'''
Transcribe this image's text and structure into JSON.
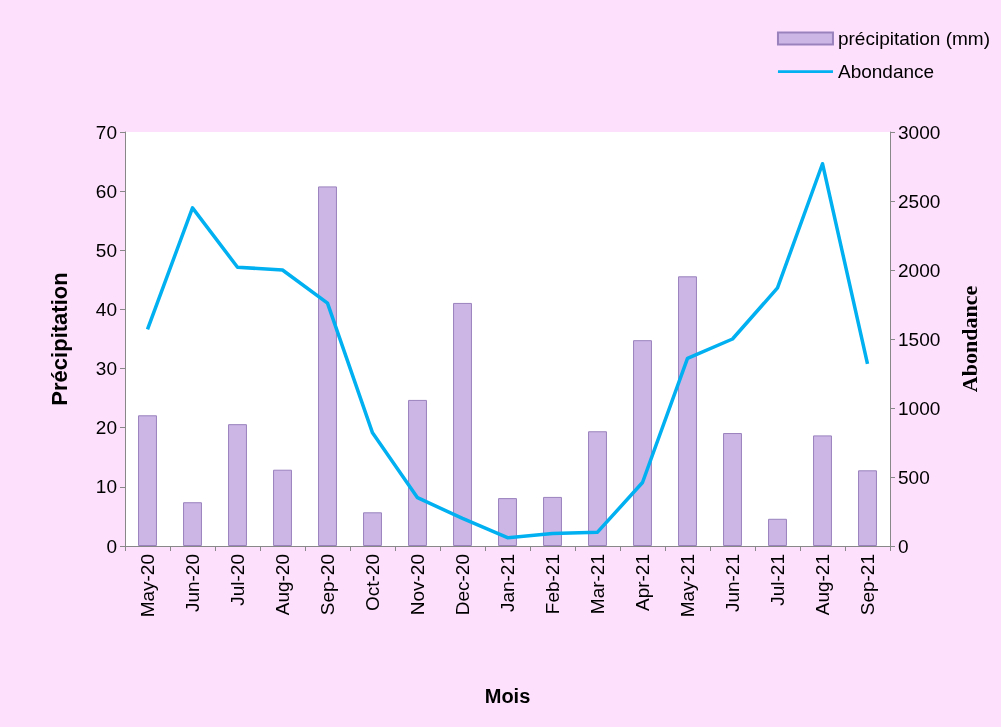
{
  "chart_data": {
    "type": "bar",
    "xlabel": "Mois",
    "ylabel": "Précipitation",
    "y2label": "Abondance",
    "categories": [
      "May-20",
      "Jun-20",
      "Jul-20",
      "Aug-20",
      "Sep-20",
      "Oct-20",
      "Nov-20",
      "Dec-20",
      "Jan-21",
      "Feb-21",
      "Mar-21",
      "Apr-21",
      "May-21",
      "Jun-21",
      "Jul-21",
      "Aug-21",
      "Sep-21"
    ],
    "series": [
      {
        "name": "précipitation (mm)",
        "color": "#cbb6e6",
        "values": [
          22.1,
          7.4,
          20.6,
          12.9,
          60.8,
          5.7,
          24.7,
          41.1,
          8.1,
          8.3,
          19.4,
          34.8,
          45.6,
          19.1,
          4.6,
          18.7,
          12.8
        ]
      },
      {
        "name": "Abondance",
        "type": "line",
        "axis": "y2",
        "color": "#00b0f0",
        "values": [
          1570,
          2450,
          2020,
          2000,
          1760,
          820,
          350,
          200,
          60,
          90,
          100,
          460,
          1360,
          1500,
          1870,
          2770,
          1320
        ]
      }
    ],
    "ylim": [
      0,
      70
    ],
    "yticks": [
      0,
      10,
      20,
      30,
      40,
      50,
      60,
      70
    ],
    "y2lim": [
      0,
      3000
    ],
    "y2ticks": [
      0,
      500,
      1000,
      1500,
      2000,
      2500,
      3000
    ],
    "grid": false,
    "legend": "top right",
    "marker": "none",
    "line_style": "solid"
  }
}
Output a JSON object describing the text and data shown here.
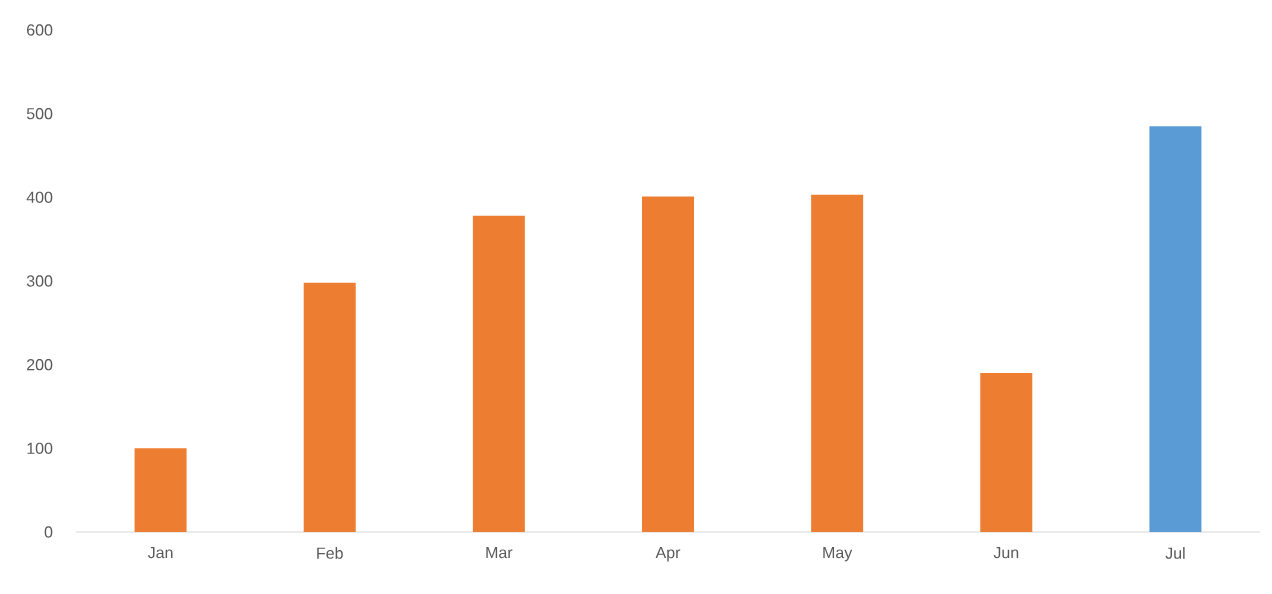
'''
▶ [EXERCISE DIRECTIONS] Each line containing "text" counts once; state the total number of such lines and nothing else.

▶ [ANSWER TO THIS PROBLEM] 2